**WORK REQUIRED:** Reproduce every one of the entries below word for word and line by line, leaving out the pictures.

========================================

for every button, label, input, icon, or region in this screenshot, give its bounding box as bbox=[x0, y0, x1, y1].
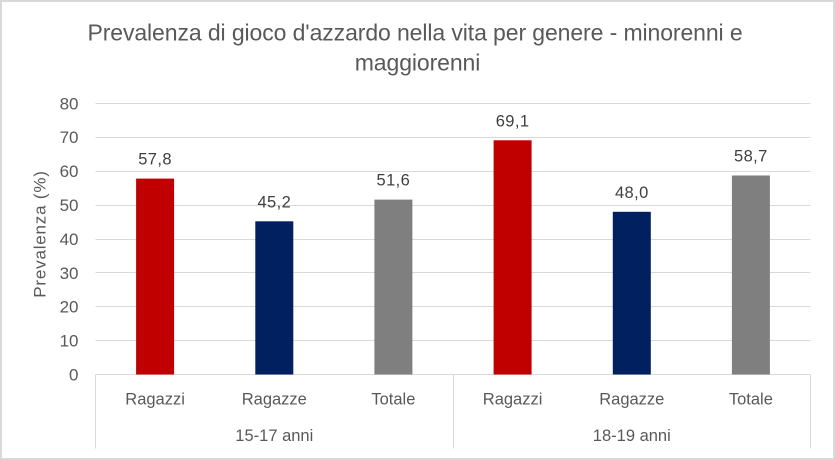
svg-text:Ragazzi: Ragazzi bbox=[125, 391, 185, 409]
svg-text:80: 80 bbox=[60, 94, 79, 113]
svg-text:50: 50 bbox=[60, 196, 79, 215]
svg-text:69,1: 69,1 bbox=[496, 112, 530, 130]
svg-text:0: 0 bbox=[69, 366, 78, 385]
svg-text:51,6: 51,6 bbox=[377, 172, 411, 190]
svg-text:Totale: Totale bbox=[371, 391, 415, 409]
svg-text:15-17 anni: 15-17 anni bbox=[235, 427, 313, 445]
svg-text:48,0: 48,0 bbox=[615, 184, 649, 202]
svg-text:18-19 anni: 18-19 anni bbox=[593, 427, 671, 445]
svg-text:Ragazze: Ragazze bbox=[599, 391, 664, 409]
svg-text:maggiorenni: maggiorenni bbox=[355, 50, 480, 76]
svg-text:40: 40 bbox=[60, 230, 79, 249]
svg-text:70: 70 bbox=[60, 128, 79, 147]
svg-text:Totale: Totale bbox=[729, 391, 773, 409]
svg-text:45,2: 45,2 bbox=[257, 193, 291, 211]
svg-text:58,7: 58,7 bbox=[734, 148, 768, 166]
svg-text:Prevalenza di gioco d'azzardo: Prevalenza di gioco d'azzardo nella vita… bbox=[87, 20, 742, 46]
svg-text:60: 60 bbox=[60, 162, 79, 181]
svg-text:Prevalenza (%): Prevalenza (%) bbox=[31, 170, 50, 297]
svg-text:10: 10 bbox=[60, 332, 79, 351]
svg-text:57,8: 57,8 bbox=[138, 151, 172, 169]
svg-text:Ragazze: Ragazze bbox=[242, 391, 307, 409]
svg-text:30: 30 bbox=[60, 264, 79, 283]
svg-text:20: 20 bbox=[60, 298, 79, 317]
svg-text:Ragazzi: Ragazzi bbox=[483, 391, 543, 409]
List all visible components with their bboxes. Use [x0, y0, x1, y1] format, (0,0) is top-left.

========================================

**WRITTEN RESPONSE:**
for every button, label, input, icon, or region in this screenshot, give its bounding box as bbox=[x0, y0, x1, y1].
svg-text:Ragazzi: Ragazzi bbox=[125, 391, 185, 409]
svg-text:80: 80 bbox=[60, 94, 79, 113]
svg-text:50: 50 bbox=[60, 196, 79, 215]
svg-text:69,1: 69,1 bbox=[496, 112, 530, 130]
svg-text:0: 0 bbox=[69, 366, 78, 385]
svg-text:51,6: 51,6 bbox=[377, 172, 411, 190]
svg-text:Totale: Totale bbox=[371, 391, 415, 409]
svg-text:15-17 anni: 15-17 anni bbox=[235, 427, 313, 445]
svg-text:48,0: 48,0 bbox=[615, 184, 649, 202]
svg-text:18-19 anni: 18-19 anni bbox=[593, 427, 671, 445]
svg-text:Ragazze: Ragazze bbox=[599, 391, 664, 409]
svg-text:maggiorenni: maggiorenni bbox=[355, 50, 480, 76]
svg-text:40: 40 bbox=[60, 230, 79, 249]
svg-text:70: 70 bbox=[60, 128, 79, 147]
svg-text:Totale: Totale bbox=[729, 391, 773, 409]
svg-text:45,2: 45,2 bbox=[257, 193, 291, 211]
svg-text:58,7: 58,7 bbox=[734, 148, 768, 166]
svg-text:Prevalenza di gioco d'azzardo: Prevalenza di gioco d'azzardo nella vita… bbox=[87, 20, 742, 46]
svg-text:60: 60 bbox=[60, 162, 79, 181]
svg-text:Prevalenza (%): Prevalenza (%) bbox=[31, 170, 50, 297]
svg-text:10: 10 bbox=[60, 332, 79, 351]
svg-text:57,8: 57,8 bbox=[138, 151, 172, 169]
svg-text:Ragazze: Ragazze bbox=[242, 391, 307, 409]
svg-text:30: 30 bbox=[60, 264, 79, 283]
svg-text:20: 20 bbox=[60, 298, 79, 317]
svg-text:Ragazzi: Ragazzi bbox=[483, 391, 543, 409]
List all visible components with their bboxes. Use [x0, y0, x1, y1] format, (0,0) is top-left.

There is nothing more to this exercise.